→ Problem to solve: The records should be repeated word for word, pictures excluded.

→ Extracted records:
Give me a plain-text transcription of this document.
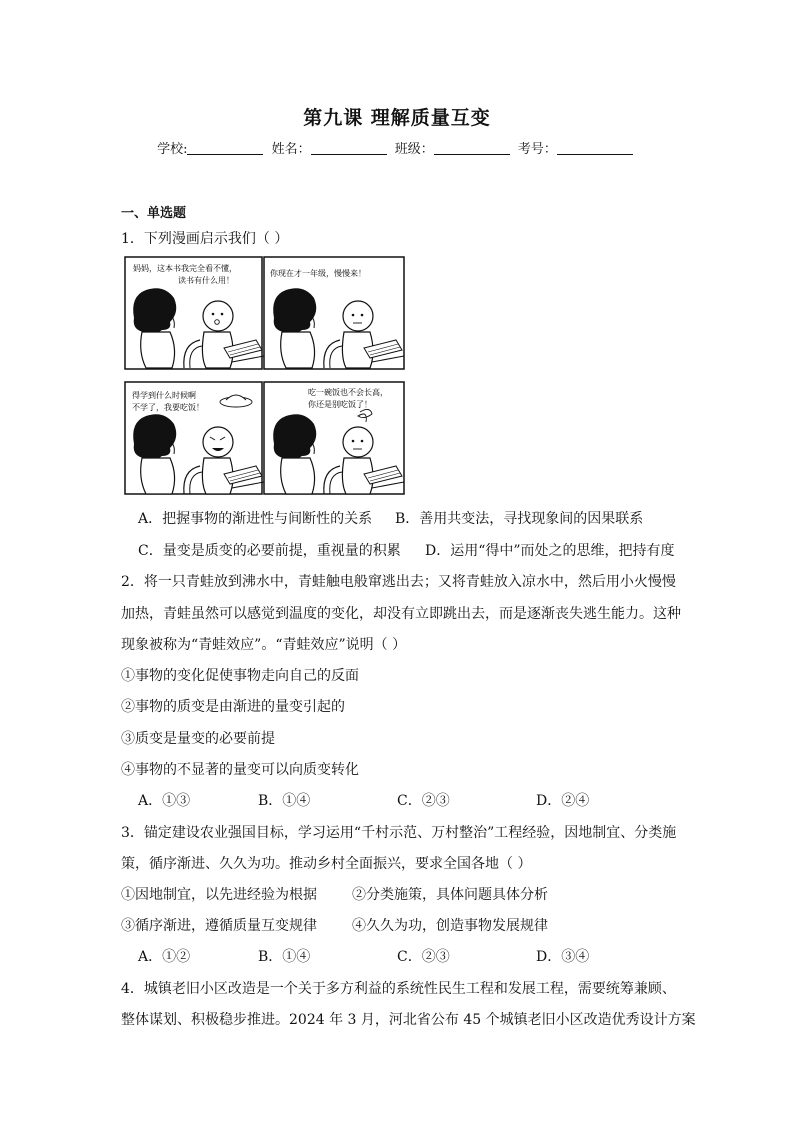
第九课 理解质量互变
学校:	姓名：	班级：	考号：
一、单选题
1．下列漫画启示我们（ ）
妈妈，这本书我完全看不懂，
读书有什么用！
你现在才一年级，慢慢来！
得学到什么时候啊
不学了，我要吃饭！
吃一碗饭也不会长高，
你还是别吃饭了！
A．把握事物的渐进性与间断性的关系 B．善用共变法，寻找现象间的因果联系
C．量变是质变的必要前提，重视量的积累 D．运用“得中”而处之的思维，把持有度
2．将一只青蛙放到沸水中，青蛙触电般窜逃出去；又将青蛙放入凉水中，然后用小火慢慢
加热，青蛙虽然可以感觉到温度的变化，却没有立即跳出去，而是逐渐丧失逃生能力。这种
现象被称为“青蛙效应”。“青蛙效应”说明（ ）
①事物的变化促使事物走向自己的反面
②事物的质变是由渐进的量变引起的
③质变是量变的必要前提
④事物的不显著的量变可以向质变转化
A．①③	B．①④	C．②③	D．②④
3．锚定建设农业强国目标，学习运用“千村示范、万村整治”工程经验，因地制宜、分类施
策，循序渐进、久久为功。推动乡村全面振兴，要求全国各地（ ）
①因地制宜，以先进经验为根据	②分类施策，具体问题具体分析
③循序渐进，遵循质量互变规律	④久久为功，创造事物发展规律
A．①②	B．①④	C．②③	D．③④
4．城镇老旧小区改造是一个关于多方利益的系统性民生工程和发展工程，需要统筹兼顾、
整体谋划、积极稳步推进。2024 年 3 月，河北省公布 45 个城镇老旧小区改造优秀设计方案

→ Right answer:
Give me a plain-text transcription of this document.
第九课 理解质量互变
学校:	姓名：	班级：	考号：
一、单选题
1．下列漫画启示我们（ ）
妈妈，这本书我完全看不懂，
读书有什么用！
你现在才一年级，慢慢来！
得学到什么时候啊
不学了，我要吃饭！
吃一碗饭也不会长高，
你还是别吃饭了！
A．把握事物的渐进性与间断性的关系 B．善用共变法，寻找现象间的因果联系
C．量变是质变的必要前提，重视量的积累 D．运用“得中”而处之的思维，把持有度
2．将一只青蛙放到沸水中，青蛙触电般窜逃出去；又将青蛙放入凉水中，然后用小火慢慢
加热，青蛙虽然可以感觉到温度的变化，却没有立即跳出去，而是逐渐丧失逃生能力。这种
现象被称为“青蛙效应”。“青蛙效应”说明（ ）
①事物的变化促使事物走向自己的反面
②事物的质变是由渐进的量变引起的
③质变是量变的必要前提
④事物的不显著的量变可以向质变转化
A．①③	B．①④	C．②③	D．②④
3．锚定建设农业强国目标，学习运用“千村示范、万村整治”工程经验，因地制宜、分类施
策，循序渐进、久久为功。推动乡村全面振兴，要求全国各地（ ）
①因地制宜，以先进经验为根据	②分类施策，具体问题具体分析
③循序渐进，遵循质量互变规律	④久久为功，创造事物发展规律
A．①②	B．①④	C．②③	D．③④
4．城镇老旧小区改造是一个关于多方利益的系统性民生工程和发展工程，需要统筹兼顾、
整体谋划、积极稳步推进。2024 年 3 月，河北省公布 45 个城镇老旧小区改造优秀设计方案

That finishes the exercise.